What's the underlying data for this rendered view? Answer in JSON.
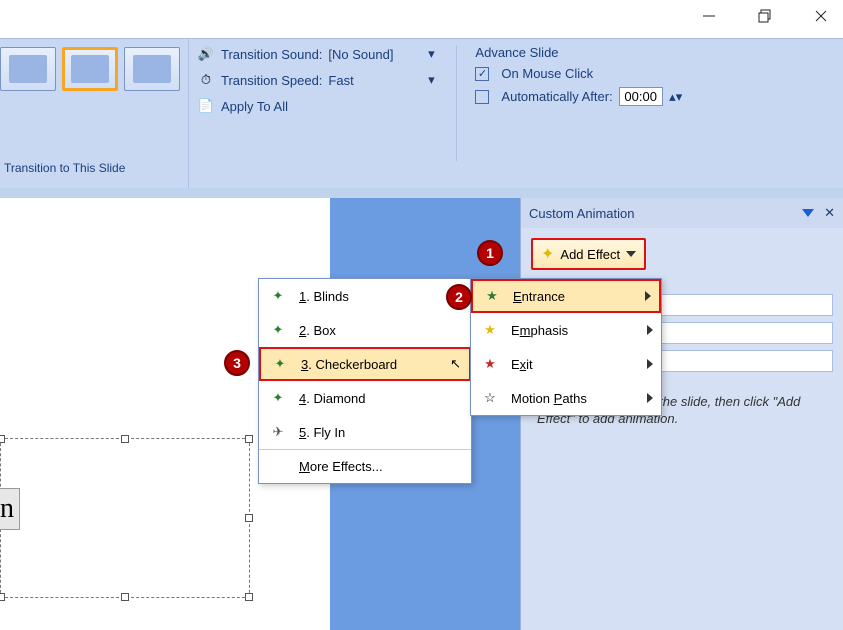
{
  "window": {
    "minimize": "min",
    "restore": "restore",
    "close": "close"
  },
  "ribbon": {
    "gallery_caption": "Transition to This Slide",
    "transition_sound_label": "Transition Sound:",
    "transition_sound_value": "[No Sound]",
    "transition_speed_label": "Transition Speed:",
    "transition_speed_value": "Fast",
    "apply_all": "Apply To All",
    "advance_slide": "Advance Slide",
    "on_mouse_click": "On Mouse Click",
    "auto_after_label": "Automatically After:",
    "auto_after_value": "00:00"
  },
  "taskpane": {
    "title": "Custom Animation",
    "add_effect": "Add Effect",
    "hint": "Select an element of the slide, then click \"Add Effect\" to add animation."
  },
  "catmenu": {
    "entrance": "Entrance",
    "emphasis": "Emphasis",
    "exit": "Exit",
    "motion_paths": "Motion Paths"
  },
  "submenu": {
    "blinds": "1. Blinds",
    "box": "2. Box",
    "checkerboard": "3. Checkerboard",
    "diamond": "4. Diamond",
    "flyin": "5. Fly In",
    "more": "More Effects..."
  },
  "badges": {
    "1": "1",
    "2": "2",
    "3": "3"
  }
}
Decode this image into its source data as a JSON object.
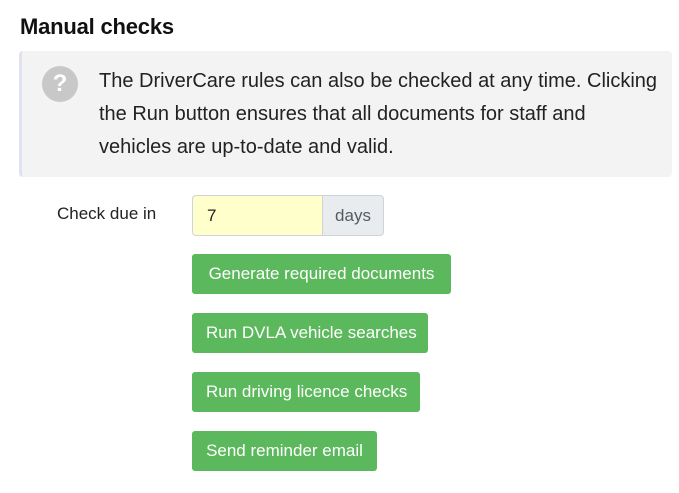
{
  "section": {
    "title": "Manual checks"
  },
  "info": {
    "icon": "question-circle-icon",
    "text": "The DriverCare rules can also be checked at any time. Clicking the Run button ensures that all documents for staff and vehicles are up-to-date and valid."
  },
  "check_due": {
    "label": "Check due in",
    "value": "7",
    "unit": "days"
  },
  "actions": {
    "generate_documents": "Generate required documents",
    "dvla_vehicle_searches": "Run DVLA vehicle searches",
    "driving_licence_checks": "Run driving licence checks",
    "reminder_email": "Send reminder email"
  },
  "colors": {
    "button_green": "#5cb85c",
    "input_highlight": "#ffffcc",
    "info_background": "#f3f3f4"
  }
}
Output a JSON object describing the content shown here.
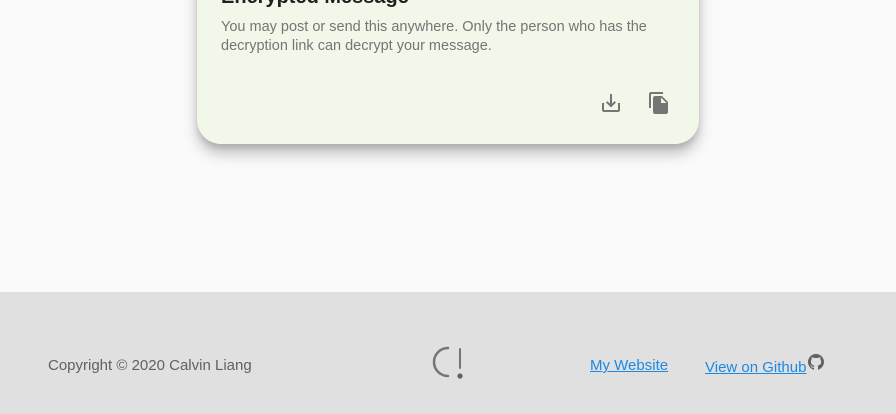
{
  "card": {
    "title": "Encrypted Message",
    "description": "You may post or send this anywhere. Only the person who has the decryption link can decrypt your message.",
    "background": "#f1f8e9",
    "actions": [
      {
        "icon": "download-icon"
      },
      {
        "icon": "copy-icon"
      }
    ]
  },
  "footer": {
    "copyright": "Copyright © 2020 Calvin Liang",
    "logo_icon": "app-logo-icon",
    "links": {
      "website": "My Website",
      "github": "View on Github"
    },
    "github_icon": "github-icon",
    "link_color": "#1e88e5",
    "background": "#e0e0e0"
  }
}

Given problem: Extract only the lines from the line containing "Decode this image" through the final line of the listing above, unchanged; pictures stay out of the copy.

Reply to the exercise:
Decode this image into its source data as a JSON object.
{
  "section": {
    "title": "Manual checks"
  },
  "info": {
    "icon": "question-circle-icon",
    "text": "The DriverCare rules can also be checked at any time. Clicking the Run button ensures that all documents for staff and vehicles are up-to-date and valid."
  },
  "check_due": {
    "label": "Check due in",
    "value": "7",
    "unit": "days"
  },
  "actions": {
    "generate_documents": "Generate required documents",
    "dvla_vehicle_searches": "Run DVLA vehicle searches",
    "driving_licence_checks": "Run driving licence checks",
    "reminder_email": "Send reminder email"
  },
  "colors": {
    "button_green": "#5cb85c",
    "input_highlight": "#ffffcc",
    "info_background": "#f3f3f4"
  }
}
Output a JSON object describing the content shown here.
{
  "card": {
    "title": "Encrypted Message",
    "description": "You may post or send this anywhere. Only the person who has the decryption link can decrypt your message.",
    "background": "#f1f8e9",
    "actions": [
      {
        "icon": "download-icon"
      },
      {
        "icon": "copy-icon"
      }
    ]
  },
  "footer": {
    "copyright": "Copyright © 2020 Calvin Liang",
    "logo_icon": "app-logo-icon",
    "links": {
      "website": "My Website",
      "github": "View on Github"
    },
    "github_icon": "github-icon",
    "link_color": "#1e88e5",
    "background": "#e0e0e0"
  }
}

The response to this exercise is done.